| Source records |
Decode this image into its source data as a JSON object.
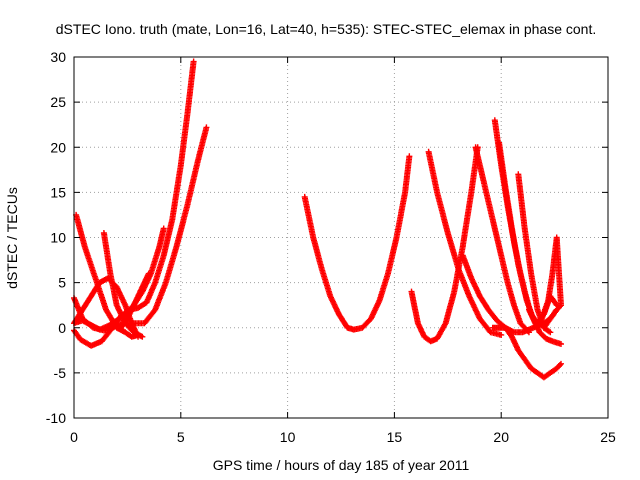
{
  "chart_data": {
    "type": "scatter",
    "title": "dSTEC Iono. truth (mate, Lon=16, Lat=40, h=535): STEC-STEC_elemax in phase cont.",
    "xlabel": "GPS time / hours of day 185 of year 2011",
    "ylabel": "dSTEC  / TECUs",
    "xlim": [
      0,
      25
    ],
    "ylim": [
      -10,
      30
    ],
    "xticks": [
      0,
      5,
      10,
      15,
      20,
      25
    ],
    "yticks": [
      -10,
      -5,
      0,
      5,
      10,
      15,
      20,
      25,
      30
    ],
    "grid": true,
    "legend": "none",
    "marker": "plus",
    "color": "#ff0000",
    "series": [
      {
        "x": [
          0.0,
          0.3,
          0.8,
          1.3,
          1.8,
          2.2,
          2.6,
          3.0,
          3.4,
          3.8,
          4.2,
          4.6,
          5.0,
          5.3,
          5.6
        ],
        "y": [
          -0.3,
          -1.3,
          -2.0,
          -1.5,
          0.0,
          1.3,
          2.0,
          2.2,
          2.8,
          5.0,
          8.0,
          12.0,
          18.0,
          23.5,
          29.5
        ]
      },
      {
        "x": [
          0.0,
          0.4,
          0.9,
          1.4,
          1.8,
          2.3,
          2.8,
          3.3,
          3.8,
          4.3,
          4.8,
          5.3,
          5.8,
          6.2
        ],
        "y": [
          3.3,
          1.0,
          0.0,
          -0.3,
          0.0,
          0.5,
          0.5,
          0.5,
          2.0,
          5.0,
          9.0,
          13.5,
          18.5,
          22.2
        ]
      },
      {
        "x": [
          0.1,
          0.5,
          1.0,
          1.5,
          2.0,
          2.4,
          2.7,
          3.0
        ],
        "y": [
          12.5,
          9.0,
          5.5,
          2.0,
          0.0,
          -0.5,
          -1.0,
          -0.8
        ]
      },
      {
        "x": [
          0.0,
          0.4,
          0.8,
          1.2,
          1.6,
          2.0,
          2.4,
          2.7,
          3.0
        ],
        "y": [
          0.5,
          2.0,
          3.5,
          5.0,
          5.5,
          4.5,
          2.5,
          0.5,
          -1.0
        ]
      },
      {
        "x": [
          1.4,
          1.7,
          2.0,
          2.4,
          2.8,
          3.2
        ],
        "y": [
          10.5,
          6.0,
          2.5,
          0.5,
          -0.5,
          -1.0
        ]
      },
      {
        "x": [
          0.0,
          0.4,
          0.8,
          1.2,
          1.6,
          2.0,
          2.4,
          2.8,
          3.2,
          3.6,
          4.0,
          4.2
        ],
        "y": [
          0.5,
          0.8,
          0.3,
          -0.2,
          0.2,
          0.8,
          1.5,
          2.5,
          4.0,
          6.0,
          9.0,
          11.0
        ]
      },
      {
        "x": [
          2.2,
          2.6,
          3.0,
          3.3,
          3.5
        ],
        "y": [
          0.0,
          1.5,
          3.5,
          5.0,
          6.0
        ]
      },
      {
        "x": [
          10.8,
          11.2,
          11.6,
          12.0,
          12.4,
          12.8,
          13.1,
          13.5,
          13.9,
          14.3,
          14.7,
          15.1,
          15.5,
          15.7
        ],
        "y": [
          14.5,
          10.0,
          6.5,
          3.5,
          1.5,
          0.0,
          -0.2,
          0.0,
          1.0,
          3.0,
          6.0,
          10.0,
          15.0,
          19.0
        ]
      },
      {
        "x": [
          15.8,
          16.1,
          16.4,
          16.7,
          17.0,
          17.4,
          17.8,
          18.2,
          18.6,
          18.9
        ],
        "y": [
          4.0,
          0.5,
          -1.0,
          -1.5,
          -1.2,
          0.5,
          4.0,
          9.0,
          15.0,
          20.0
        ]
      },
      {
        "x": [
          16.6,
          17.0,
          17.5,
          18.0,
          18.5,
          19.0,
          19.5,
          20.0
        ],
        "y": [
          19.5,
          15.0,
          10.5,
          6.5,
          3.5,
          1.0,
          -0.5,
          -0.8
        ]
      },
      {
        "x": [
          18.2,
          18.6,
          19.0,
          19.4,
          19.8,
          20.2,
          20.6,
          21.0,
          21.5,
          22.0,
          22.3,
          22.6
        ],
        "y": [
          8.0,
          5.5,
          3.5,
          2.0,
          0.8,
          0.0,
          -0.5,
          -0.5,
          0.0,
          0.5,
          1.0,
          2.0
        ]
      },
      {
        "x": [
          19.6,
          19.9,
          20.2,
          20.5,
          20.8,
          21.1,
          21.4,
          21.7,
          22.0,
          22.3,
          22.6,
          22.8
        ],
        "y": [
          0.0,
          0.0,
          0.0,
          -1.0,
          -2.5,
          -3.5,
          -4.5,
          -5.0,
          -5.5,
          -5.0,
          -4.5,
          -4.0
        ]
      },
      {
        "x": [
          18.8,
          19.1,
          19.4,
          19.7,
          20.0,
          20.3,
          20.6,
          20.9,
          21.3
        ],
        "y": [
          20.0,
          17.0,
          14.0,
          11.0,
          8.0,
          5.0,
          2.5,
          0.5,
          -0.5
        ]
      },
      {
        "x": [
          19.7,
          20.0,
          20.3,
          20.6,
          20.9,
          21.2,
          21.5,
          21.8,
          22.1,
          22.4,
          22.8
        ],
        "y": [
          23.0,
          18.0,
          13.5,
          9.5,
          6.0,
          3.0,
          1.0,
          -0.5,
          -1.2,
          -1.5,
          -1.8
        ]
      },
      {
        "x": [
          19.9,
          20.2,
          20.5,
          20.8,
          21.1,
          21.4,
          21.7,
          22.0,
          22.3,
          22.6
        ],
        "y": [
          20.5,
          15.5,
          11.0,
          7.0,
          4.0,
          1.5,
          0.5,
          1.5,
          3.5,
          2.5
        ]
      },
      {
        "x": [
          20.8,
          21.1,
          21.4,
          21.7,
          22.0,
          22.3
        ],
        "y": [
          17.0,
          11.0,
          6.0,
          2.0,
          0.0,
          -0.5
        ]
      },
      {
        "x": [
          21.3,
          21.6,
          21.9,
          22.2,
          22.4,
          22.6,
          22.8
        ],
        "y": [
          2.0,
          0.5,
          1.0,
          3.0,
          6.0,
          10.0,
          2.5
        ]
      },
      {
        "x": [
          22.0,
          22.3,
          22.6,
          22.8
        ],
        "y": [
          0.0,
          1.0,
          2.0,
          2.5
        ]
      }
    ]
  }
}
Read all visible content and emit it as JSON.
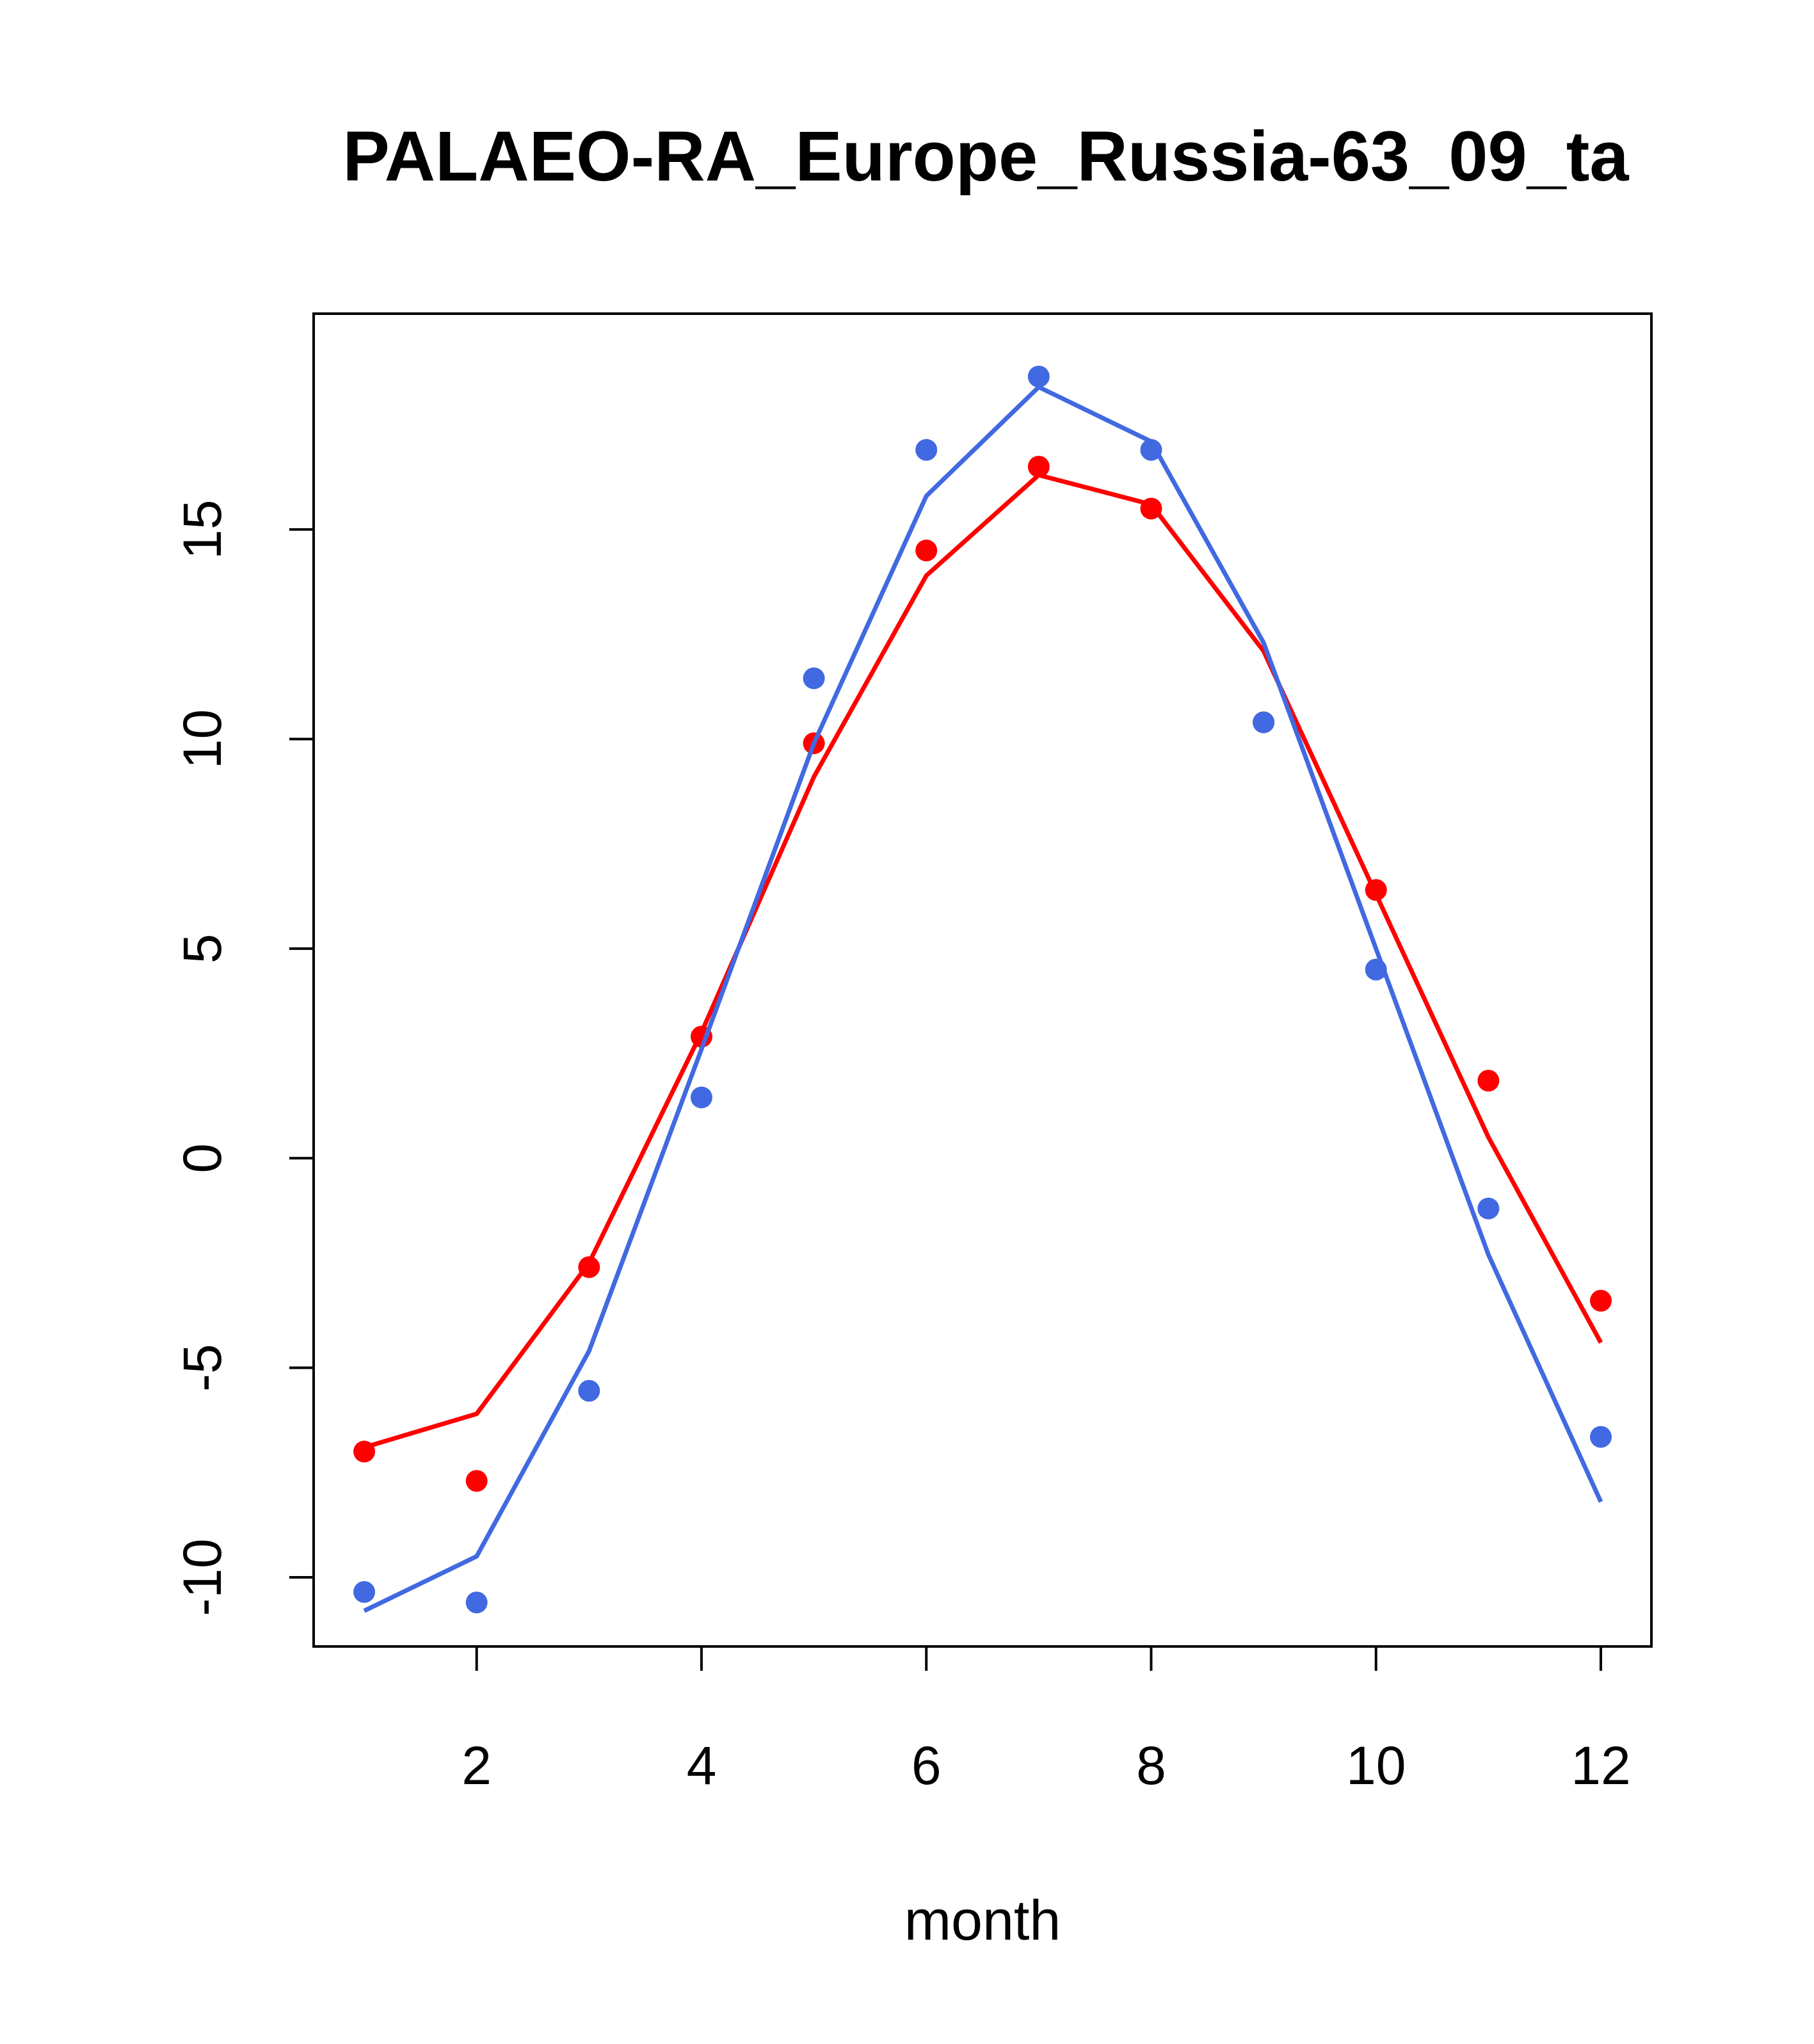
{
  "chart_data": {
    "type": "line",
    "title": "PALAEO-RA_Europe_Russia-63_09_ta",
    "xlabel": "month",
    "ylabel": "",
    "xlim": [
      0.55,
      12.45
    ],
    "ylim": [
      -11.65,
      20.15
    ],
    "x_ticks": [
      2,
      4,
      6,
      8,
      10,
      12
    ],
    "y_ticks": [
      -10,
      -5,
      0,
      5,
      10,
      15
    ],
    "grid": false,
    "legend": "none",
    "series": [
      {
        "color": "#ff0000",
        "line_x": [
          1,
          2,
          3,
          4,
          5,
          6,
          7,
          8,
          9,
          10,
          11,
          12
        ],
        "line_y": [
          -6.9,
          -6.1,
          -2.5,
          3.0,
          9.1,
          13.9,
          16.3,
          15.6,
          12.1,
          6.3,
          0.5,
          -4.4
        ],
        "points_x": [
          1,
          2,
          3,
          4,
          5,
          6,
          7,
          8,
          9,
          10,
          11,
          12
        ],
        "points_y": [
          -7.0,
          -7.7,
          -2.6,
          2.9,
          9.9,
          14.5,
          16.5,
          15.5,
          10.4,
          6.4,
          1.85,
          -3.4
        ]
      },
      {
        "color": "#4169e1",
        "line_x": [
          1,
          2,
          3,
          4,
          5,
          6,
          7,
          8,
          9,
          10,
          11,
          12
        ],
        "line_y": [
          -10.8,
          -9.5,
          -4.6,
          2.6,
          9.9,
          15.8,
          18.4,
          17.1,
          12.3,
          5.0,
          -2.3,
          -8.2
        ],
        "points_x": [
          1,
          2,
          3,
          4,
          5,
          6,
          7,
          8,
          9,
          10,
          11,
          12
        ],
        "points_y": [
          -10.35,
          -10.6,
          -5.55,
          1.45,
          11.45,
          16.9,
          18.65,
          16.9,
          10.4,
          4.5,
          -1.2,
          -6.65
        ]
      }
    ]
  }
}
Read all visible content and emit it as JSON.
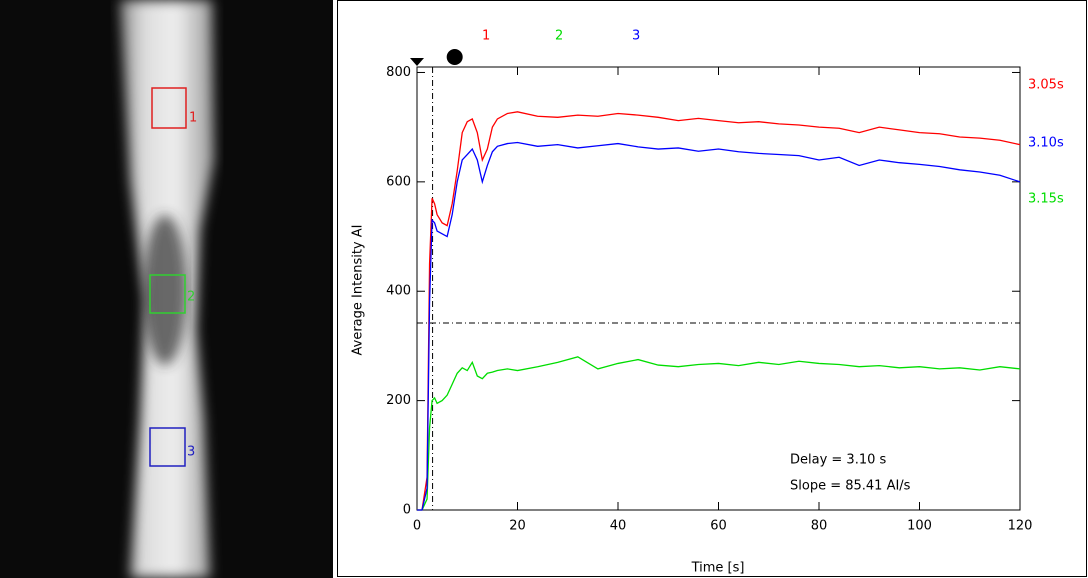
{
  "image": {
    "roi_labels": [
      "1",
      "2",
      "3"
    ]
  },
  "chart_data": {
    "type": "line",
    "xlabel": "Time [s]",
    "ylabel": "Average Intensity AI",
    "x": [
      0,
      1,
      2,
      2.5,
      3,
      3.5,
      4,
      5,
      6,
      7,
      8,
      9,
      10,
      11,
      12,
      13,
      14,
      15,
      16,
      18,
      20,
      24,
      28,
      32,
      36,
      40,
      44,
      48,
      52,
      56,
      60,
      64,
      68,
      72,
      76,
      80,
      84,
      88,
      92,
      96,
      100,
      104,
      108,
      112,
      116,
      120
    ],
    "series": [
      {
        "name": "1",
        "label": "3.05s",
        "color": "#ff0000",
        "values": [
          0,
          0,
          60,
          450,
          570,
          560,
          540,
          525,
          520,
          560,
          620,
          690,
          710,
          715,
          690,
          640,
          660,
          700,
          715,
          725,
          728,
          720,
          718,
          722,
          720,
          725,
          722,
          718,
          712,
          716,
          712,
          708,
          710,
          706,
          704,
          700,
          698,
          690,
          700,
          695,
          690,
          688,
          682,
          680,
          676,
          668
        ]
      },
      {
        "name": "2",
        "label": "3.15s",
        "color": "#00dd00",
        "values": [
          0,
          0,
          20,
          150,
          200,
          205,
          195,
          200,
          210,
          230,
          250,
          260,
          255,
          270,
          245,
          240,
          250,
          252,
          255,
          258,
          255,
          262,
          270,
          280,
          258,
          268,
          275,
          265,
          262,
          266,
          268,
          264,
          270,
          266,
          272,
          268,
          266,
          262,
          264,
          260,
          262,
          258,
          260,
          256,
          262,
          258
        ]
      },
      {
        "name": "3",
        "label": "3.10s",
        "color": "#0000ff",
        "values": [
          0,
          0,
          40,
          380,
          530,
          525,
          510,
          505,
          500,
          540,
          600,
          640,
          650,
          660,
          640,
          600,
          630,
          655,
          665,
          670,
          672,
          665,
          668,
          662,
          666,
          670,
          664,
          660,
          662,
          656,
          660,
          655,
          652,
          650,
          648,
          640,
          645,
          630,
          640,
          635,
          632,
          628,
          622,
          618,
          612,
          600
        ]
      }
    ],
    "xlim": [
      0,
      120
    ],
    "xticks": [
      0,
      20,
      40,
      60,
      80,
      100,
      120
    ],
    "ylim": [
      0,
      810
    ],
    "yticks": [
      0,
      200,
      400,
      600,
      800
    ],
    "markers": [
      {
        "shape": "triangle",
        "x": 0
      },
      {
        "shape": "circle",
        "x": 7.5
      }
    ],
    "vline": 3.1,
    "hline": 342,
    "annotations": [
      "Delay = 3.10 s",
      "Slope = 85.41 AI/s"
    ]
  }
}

| Work to do |
Lines holding the word "dSTEC" in the entries above are the ones to pull out. Copy them all.

| Task output |
    "title": "dSTEC Iono. truth (mate, Lon=16, Lat=40, h=535): STEC-STEC_elemax in phase cont.",
    "ylabel": "dSTEC  / TECUs",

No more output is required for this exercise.